What is required – Identify the lines bearing the string "guess" and gather them.

Recorded data –
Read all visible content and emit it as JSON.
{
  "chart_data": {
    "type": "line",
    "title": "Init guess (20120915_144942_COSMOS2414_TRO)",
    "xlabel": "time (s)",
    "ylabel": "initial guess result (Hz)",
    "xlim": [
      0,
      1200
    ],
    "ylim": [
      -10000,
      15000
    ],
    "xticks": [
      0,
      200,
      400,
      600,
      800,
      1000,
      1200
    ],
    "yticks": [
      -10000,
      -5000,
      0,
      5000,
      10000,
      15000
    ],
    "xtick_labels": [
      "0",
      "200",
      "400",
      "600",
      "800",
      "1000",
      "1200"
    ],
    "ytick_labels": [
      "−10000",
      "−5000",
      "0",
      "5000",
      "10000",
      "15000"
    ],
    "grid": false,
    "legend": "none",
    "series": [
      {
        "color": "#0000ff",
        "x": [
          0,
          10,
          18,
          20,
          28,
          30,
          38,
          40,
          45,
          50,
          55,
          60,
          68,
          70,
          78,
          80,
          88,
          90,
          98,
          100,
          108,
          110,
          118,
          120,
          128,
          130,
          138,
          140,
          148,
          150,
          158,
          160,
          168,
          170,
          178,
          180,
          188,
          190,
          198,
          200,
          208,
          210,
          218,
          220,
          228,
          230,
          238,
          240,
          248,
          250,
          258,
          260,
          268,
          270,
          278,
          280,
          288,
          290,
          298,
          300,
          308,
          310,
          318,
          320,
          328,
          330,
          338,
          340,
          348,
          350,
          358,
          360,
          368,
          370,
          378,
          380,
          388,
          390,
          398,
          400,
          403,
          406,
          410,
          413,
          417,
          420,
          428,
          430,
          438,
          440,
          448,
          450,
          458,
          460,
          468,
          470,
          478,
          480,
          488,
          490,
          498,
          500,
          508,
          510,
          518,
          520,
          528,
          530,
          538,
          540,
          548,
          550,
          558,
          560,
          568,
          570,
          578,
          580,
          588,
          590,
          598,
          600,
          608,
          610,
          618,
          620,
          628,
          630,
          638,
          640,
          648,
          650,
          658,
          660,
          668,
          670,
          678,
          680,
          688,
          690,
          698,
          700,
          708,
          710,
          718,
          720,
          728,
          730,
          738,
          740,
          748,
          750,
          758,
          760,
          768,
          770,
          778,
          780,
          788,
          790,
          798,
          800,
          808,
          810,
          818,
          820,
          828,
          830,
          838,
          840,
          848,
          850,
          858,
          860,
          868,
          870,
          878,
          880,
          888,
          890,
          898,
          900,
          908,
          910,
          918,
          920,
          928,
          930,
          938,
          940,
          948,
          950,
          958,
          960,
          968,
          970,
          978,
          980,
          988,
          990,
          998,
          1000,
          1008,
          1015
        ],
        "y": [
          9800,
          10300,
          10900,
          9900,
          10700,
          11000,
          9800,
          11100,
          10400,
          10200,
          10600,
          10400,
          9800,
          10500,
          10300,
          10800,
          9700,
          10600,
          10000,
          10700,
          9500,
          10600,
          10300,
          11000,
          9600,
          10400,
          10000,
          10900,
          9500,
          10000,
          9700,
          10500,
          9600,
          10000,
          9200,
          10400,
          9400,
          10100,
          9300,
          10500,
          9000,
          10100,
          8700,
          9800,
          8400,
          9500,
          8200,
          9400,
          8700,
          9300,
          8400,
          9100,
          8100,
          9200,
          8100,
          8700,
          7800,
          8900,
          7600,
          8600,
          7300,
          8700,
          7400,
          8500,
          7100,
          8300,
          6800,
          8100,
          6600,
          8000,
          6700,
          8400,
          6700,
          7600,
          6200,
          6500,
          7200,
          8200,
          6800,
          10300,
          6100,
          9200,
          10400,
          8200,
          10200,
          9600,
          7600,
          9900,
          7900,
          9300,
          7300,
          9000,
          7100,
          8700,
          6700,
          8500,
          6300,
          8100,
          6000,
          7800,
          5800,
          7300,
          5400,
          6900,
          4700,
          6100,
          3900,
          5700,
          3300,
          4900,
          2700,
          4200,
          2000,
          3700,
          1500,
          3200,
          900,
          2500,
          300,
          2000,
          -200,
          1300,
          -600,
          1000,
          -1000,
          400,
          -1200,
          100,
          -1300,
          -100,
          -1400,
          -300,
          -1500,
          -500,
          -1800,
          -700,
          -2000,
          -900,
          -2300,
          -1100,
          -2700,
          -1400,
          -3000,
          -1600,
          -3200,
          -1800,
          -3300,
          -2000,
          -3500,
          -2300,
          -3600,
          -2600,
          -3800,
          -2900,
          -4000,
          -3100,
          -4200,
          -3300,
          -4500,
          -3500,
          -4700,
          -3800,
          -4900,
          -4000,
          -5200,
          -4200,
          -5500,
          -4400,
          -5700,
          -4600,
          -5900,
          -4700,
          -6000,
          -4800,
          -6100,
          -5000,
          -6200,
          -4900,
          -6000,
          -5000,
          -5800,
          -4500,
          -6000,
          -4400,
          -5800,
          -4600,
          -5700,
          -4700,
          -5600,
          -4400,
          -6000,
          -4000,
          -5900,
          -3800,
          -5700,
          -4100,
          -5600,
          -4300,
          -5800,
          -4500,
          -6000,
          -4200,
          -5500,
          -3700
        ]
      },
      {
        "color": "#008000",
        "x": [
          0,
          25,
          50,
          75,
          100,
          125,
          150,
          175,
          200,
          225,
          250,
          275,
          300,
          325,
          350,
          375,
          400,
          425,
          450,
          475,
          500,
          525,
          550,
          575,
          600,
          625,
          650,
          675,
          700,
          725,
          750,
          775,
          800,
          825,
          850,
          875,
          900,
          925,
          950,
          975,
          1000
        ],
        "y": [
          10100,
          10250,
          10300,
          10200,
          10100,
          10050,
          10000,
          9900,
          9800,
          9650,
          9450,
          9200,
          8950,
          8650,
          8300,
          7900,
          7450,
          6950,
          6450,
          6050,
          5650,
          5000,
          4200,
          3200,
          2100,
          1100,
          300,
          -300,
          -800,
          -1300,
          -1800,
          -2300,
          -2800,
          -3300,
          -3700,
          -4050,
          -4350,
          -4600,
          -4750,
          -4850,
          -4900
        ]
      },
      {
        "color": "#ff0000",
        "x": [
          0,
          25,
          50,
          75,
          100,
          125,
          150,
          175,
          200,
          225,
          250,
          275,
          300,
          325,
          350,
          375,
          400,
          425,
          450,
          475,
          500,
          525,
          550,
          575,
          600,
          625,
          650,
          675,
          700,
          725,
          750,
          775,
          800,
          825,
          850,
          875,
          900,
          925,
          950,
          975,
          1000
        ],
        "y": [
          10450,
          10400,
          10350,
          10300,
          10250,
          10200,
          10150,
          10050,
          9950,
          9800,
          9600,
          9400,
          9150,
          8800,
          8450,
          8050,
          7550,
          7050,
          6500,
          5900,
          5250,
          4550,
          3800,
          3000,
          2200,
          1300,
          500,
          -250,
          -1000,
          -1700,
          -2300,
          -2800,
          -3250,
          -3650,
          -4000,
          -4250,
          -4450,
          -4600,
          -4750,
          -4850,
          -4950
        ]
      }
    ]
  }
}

Task solution –
    "title": "Init guess (20120915_144942_COSMOS2414_TRO)",
    "ylabel": "initial guess result (Hz)",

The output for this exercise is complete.